Stored records
§

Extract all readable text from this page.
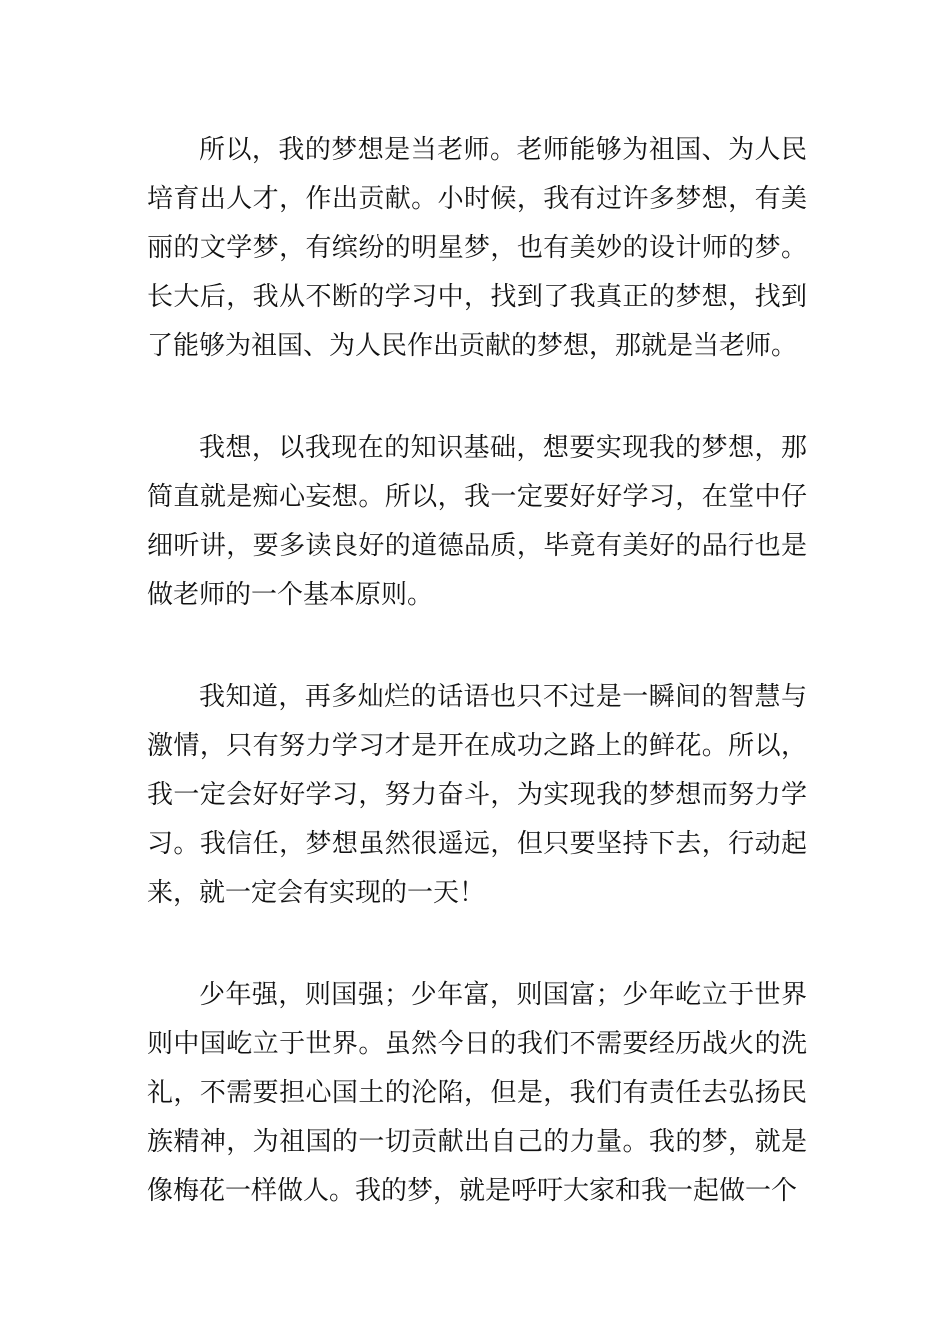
所以，我的梦想是当老师。老师能够为祖国、为人民培育出人才，作出贡献。小时候，我有过许多梦想，有美丽的文学梦，有缤纷的明星梦，也有美妙的设计师的梦。长大后，我从不断的学习中，找到了我真正的梦想，找到了能够为祖国、为人民作出贡献的梦想，那就是当老师。

我想，以我现在的知识基础，想要实现我的梦想，那简直就是痴心妄想。所以，我一定要好好学习，在堂中仔细听讲，要多读良好的道德品质，毕竟有美好的品行也是做老师的一个基本原则。

我知道，再多灿烂的话语也只不过是一瞬间的智慧与激情，只有努力学习才是开在成功之路上的鲜花。所以，我一定会好好学习，努力奋斗，为实现我的梦想而努力学习。我信任，梦想虽然很遥远，但只要坚持下去，行动起来，就一定会有实现的一天！

少年强，则国强；少年富，则国富；少年屹立于世界则中国屹立于世界。虽然今日的我们不需要经历战火的洗礼，不需要担心国土的沦陷，但是，我们有责任去弘扬民族精神，为祖国的一切贡献出自己的力量。我的梦，就是像梅花一样做人。我的梦，就是呼吁大家和我一起做一个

§

### What is expected:
Copy the data exactly. Any picture it contains is to be omitted.

### Exercise answer:
Extract all readable text from this page.
所以，我的梦想是当老师。老师能够为祖国、为人民培育出人才，作出贡献。小时候，我有过许多梦想，有美丽的文学梦，有缤纷的明星梦，也有美妙的设计师的梦。长大后，我从不断的学习中，找到了我真正的梦想，找到了能够为祖国、为人民作出贡献的梦想，那就是当老师。

我想，以我现在的知识基础，想要实现我的梦想，那简直就是痴心妄想。所以，我一定要好好学习，在堂中仔细听讲，要多读良好的道德品质，毕竟有美好的品行也是做老师的一个基本原则。

我知道，再多灿烂的话语也只不过是一瞬间的智慧与激情，只有努力学习才是开在成功之路上的鲜花。所以，我一定会好好学习，努力奋斗，为实现我的梦想而努力学习。我信任，梦想虽然很遥远，但只要坚持下去，行动起来，就一定会有实现的一天！

少年强，则国强；少年富，则国富；少年屹立于世界则中国屹立于世界。虽然今日的我们不需要经历战火的洗礼，不需要担心国土的沦陷，但是，我们有责任去弘扬民族精神，为祖国的一切贡献出自己的力量。我的梦，就是像梅花一样做人。我的梦，就是呼吁大家和我一起做一个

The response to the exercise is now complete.